(Stored data entries)
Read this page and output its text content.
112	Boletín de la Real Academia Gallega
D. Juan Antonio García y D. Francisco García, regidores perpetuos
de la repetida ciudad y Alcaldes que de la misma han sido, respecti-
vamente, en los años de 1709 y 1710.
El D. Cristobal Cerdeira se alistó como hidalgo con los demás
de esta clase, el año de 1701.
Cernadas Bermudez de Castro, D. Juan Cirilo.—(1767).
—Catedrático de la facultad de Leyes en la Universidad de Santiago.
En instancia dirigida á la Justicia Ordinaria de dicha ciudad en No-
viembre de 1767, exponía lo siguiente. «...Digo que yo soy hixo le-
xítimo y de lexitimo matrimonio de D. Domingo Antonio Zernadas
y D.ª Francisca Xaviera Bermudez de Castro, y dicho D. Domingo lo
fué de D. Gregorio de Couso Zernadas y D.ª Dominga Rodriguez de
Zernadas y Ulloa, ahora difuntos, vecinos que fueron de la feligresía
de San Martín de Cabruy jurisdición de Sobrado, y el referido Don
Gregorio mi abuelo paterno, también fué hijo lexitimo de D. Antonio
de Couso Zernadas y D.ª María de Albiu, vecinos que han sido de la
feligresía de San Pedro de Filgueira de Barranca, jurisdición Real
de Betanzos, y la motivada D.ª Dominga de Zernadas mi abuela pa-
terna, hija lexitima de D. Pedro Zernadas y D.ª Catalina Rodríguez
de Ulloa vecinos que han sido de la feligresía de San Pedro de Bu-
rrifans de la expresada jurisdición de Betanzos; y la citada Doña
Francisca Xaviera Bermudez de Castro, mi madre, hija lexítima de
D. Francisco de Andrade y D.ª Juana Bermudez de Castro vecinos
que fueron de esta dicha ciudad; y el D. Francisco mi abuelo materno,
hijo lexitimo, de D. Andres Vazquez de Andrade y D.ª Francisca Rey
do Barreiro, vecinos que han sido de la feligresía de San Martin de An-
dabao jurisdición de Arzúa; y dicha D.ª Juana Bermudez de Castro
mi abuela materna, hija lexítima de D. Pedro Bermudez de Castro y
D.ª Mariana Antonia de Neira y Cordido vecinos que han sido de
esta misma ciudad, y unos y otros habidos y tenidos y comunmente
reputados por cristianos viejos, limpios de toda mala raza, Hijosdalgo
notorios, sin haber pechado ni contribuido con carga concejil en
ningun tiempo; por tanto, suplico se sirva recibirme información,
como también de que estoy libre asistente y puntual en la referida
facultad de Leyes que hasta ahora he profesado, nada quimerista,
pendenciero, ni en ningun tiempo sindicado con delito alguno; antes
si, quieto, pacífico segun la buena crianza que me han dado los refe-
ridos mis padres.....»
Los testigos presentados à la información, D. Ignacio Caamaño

...

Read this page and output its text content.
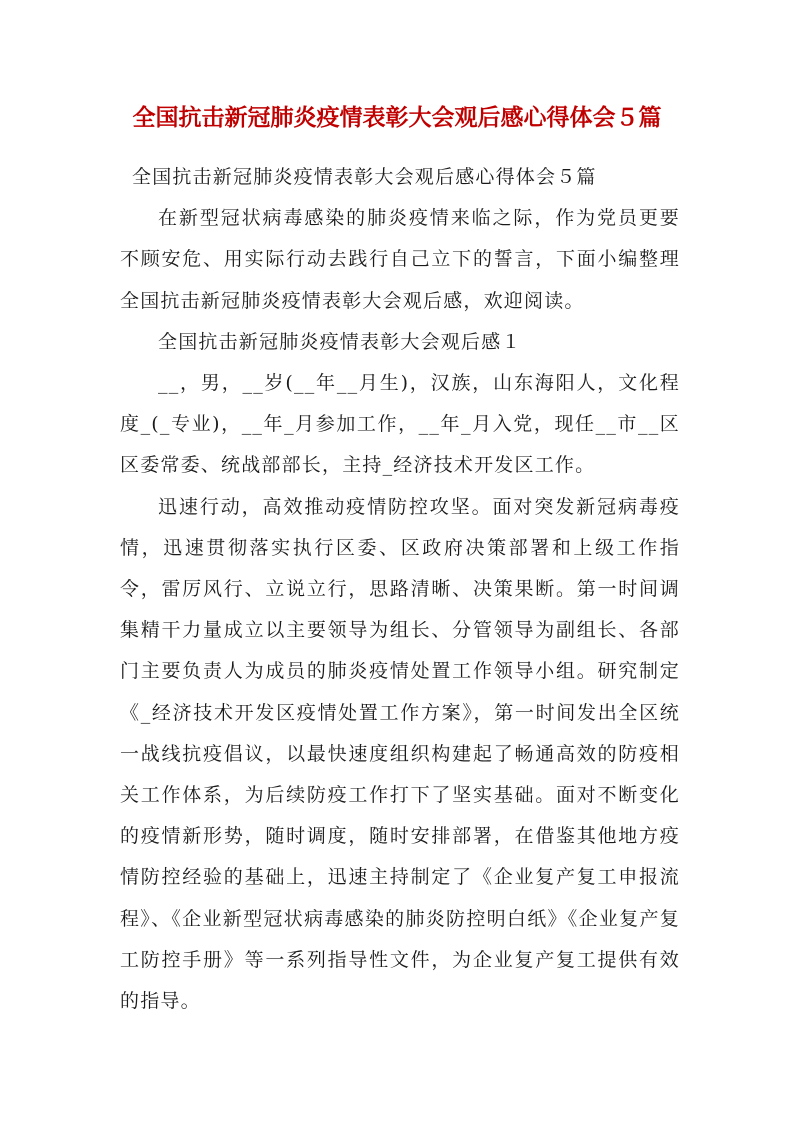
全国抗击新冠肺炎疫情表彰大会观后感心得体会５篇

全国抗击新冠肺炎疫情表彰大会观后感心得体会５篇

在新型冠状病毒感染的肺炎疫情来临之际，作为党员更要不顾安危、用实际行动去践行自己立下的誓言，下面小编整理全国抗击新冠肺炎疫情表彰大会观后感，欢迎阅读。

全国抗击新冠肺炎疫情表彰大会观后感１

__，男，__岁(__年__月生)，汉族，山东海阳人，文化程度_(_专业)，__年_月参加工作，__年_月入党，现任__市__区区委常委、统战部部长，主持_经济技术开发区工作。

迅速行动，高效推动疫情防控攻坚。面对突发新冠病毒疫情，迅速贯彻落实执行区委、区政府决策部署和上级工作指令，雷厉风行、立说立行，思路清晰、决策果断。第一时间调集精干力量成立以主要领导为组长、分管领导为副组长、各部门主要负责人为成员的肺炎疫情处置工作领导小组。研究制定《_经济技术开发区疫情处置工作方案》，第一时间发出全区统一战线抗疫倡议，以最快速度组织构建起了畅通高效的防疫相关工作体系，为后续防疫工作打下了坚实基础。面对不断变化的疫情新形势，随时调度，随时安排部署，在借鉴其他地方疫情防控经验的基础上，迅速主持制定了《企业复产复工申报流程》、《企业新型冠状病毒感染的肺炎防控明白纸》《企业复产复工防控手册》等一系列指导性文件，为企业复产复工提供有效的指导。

▶ [Exercise instructions]: Copy every line of the material in which the word "abuelo" occurs.

▶ [Answer]:
Gregorio mi abuelo paterno, también fué hijo lexitimo de D. Antonio
que fueron de esta dicha ciudad; y el D. Francisco mi abuelo materno,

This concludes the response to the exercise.